*Problem to solve*
The records should be repeated word for word, pictures excluded.

*Data for processing*
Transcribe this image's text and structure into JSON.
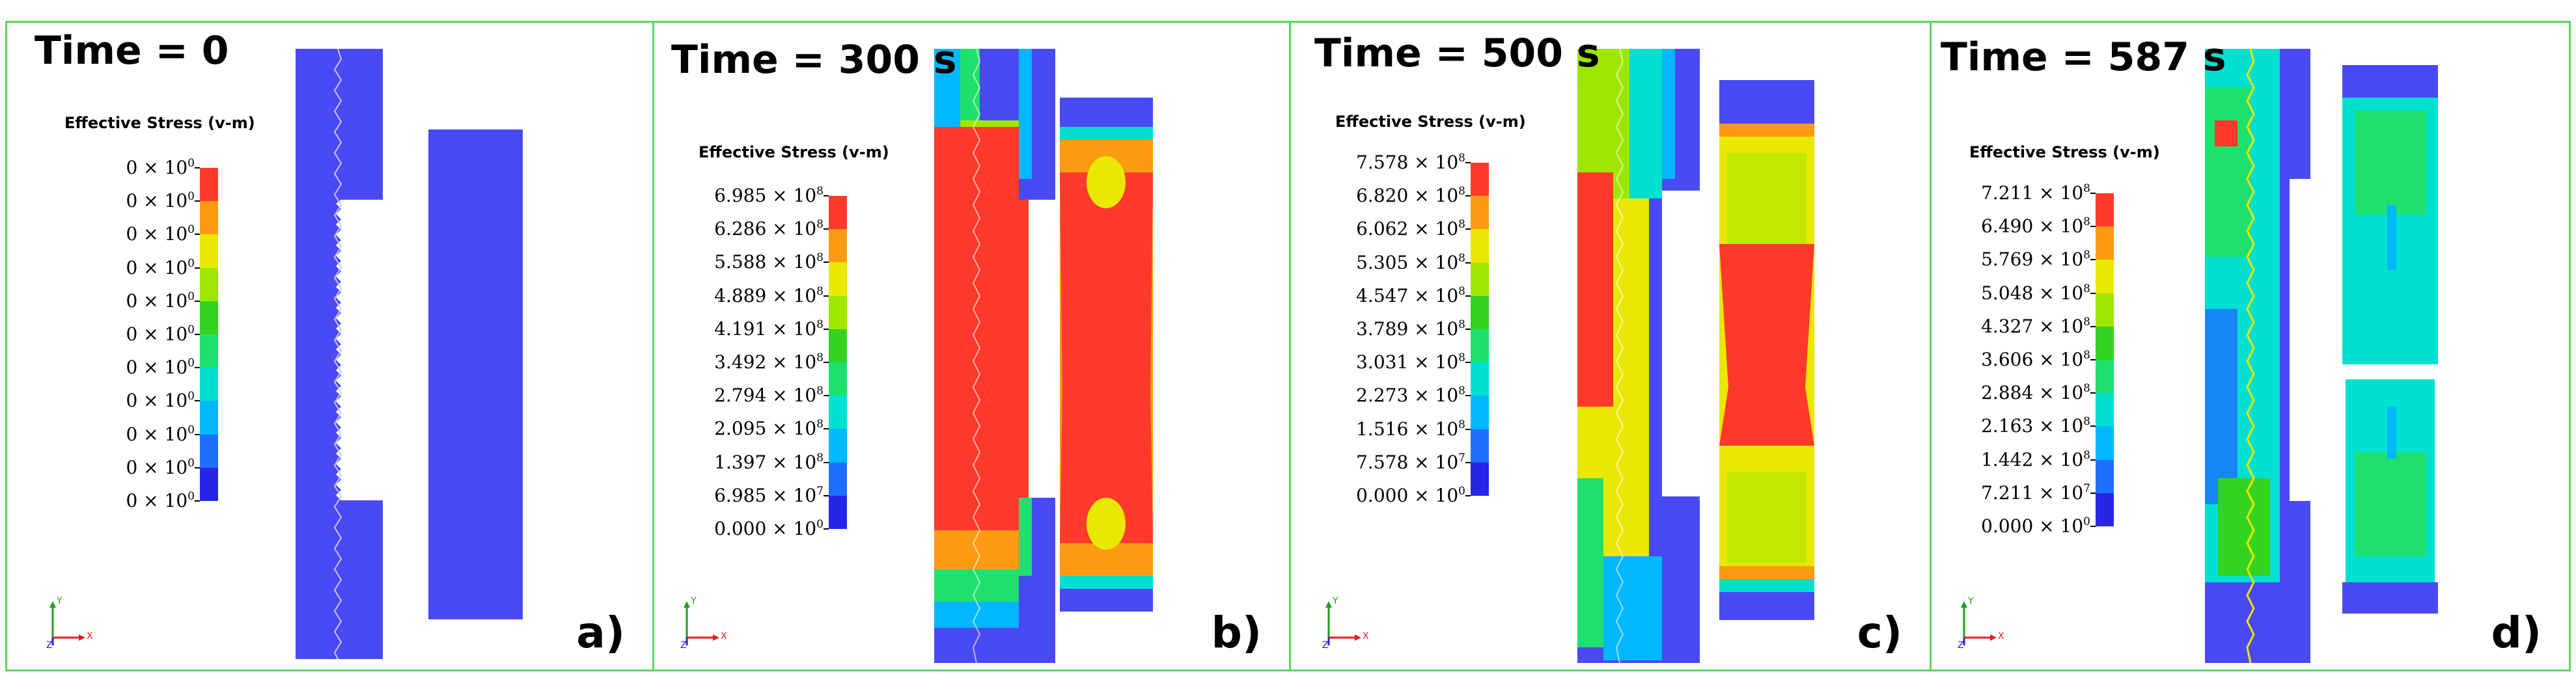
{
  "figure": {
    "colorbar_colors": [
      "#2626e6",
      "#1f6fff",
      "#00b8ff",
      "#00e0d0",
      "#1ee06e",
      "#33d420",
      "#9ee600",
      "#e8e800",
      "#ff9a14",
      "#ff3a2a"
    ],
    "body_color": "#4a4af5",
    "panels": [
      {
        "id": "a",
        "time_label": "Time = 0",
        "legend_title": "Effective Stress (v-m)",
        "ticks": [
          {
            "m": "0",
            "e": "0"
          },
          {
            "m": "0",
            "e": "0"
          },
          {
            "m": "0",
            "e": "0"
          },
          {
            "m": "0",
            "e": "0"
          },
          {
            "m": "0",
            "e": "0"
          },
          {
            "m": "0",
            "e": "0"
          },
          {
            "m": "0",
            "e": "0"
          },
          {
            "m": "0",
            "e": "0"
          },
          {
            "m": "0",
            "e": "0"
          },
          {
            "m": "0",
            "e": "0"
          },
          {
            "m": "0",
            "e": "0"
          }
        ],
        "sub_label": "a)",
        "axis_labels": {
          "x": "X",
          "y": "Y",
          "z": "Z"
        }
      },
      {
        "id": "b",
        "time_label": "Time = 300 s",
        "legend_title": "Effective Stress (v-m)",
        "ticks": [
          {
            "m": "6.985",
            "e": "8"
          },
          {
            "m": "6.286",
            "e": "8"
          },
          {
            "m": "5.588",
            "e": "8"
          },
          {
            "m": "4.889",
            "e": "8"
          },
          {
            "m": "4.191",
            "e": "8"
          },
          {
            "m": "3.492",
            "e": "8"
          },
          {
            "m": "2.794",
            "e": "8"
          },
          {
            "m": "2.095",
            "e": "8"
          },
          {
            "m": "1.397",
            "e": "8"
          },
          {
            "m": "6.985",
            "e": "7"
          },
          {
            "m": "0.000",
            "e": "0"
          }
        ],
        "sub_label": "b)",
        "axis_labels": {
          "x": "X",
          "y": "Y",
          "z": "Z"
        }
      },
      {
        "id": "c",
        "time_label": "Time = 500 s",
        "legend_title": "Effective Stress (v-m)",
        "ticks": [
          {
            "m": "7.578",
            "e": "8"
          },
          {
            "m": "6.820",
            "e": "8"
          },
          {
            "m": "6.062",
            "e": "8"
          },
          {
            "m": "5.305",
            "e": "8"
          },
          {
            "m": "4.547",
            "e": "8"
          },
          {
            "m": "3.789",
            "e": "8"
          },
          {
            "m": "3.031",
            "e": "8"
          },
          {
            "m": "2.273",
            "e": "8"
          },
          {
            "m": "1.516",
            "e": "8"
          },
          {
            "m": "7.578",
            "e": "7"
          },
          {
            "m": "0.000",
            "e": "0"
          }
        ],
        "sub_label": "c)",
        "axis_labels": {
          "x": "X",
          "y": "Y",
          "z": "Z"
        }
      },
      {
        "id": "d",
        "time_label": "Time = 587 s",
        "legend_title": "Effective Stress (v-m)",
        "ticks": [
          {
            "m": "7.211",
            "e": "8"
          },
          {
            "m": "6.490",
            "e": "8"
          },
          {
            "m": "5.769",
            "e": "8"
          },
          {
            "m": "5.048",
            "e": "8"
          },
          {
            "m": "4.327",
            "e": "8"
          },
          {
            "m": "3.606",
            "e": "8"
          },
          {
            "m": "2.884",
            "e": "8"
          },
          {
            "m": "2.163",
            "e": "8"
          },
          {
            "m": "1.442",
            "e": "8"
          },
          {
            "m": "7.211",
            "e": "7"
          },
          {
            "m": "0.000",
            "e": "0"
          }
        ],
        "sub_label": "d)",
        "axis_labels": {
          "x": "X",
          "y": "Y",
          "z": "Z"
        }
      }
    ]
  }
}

*Worked answer*
Transcribe this image's text and structure into JSON.
{
  "figure": {
    "colorbar_colors": [
      "#2626e6",
      "#1f6fff",
      "#00b8ff",
      "#00e0d0",
      "#1ee06e",
      "#33d420",
      "#9ee600",
      "#e8e800",
      "#ff9a14",
      "#ff3a2a"
    ],
    "body_color": "#4a4af5",
    "panels": [
      {
        "id": "a",
        "time_label": "Time = 0",
        "legend_title": "Effective Stress (v-m)",
        "ticks": [
          {
            "m": "0",
            "e": "0"
          },
          {
            "m": "0",
            "e": "0"
          },
          {
            "m": "0",
            "e": "0"
          },
          {
            "m": "0",
            "e": "0"
          },
          {
            "m": "0",
            "e": "0"
          },
          {
            "m": "0",
            "e": "0"
          },
          {
            "m": "0",
            "e": "0"
          },
          {
            "m": "0",
            "e": "0"
          },
          {
            "m": "0",
            "e": "0"
          },
          {
            "m": "0",
            "e": "0"
          },
          {
            "m": "0",
            "e": "0"
          }
        ],
        "sub_label": "a)",
        "axis_labels": {
          "x": "X",
          "y": "Y",
          "z": "Z"
        }
      },
      {
        "id": "b",
        "time_label": "Time = 300 s",
        "legend_title": "Effective Stress (v-m)",
        "ticks": [
          {
            "m": "6.985",
            "e": "8"
          },
          {
            "m": "6.286",
            "e": "8"
          },
          {
            "m": "5.588",
            "e": "8"
          },
          {
            "m": "4.889",
            "e": "8"
          },
          {
            "m": "4.191",
            "e": "8"
          },
          {
            "m": "3.492",
            "e": "8"
          },
          {
            "m": "2.794",
            "e": "8"
          },
          {
            "m": "2.095",
            "e": "8"
          },
          {
            "m": "1.397",
            "e": "8"
          },
          {
            "m": "6.985",
            "e": "7"
          },
          {
            "m": "0.000",
            "e": "0"
          }
        ],
        "sub_label": "b)",
        "axis_labels": {
          "x": "X",
          "y": "Y",
          "z": "Z"
        }
      },
      {
        "id": "c",
        "time_label": "Time = 500 s",
        "legend_title": "Effective Stress (v-m)",
        "ticks": [
          {
            "m": "7.578",
            "e": "8"
          },
          {
            "m": "6.820",
            "e": "8"
          },
          {
            "m": "6.062",
            "e": "8"
          },
          {
            "m": "5.305",
            "e": "8"
          },
          {
            "m": "4.547",
            "e": "8"
          },
          {
            "m": "3.789",
            "e": "8"
          },
          {
            "m": "3.031",
            "e": "8"
          },
          {
            "m": "2.273",
            "e": "8"
          },
          {
            "m": "1.516",
            "e": "8"
          },
          {
            "m": "7.578",
            "e": "7"
          },
          {
            "m": "0.000",
            "e": "0"
          }
        ],
        "sub_label": "c)",
        "axis_labels": {
          "x": "X",
          "y": "Y",
          "z": "Z"
        }
      },
      {
        "id": "d",
        "time_label": "Time = 587 s",
        "legend_title": "Effective Stress (v-m)",
        "ticks": [
          {
            "m": "7.211",
            "e": "8"
          },
          {
            "m": "6.490",
            "e": "8"
          },
          {
            "m": "5.769",
            "e": "8"
          },
          {
            "m": "5.048",
            "e": "8"
          },
          {
            "m": "4.327",
            "e": "8"
          },
          {
            "m": "3.606",
            "e": "8"
          },
          {
            "m": "2.884",
            "e": "8"
          },
          {
            "m": "2.163",
            "e": "8"
          },
          {
            "m": "1.442",
            "e": "8"
          },
          {
            "m": "7.211",
            "e": "7"
          },
          {
            "m": "0.000",
            "e": "0"
          }
        ],
        "sub_label": "d)",
        "axis_labels": {
          "x": "X",
          "y": "Y",
          "z": "Z"
        }
      }
    ]
  }
}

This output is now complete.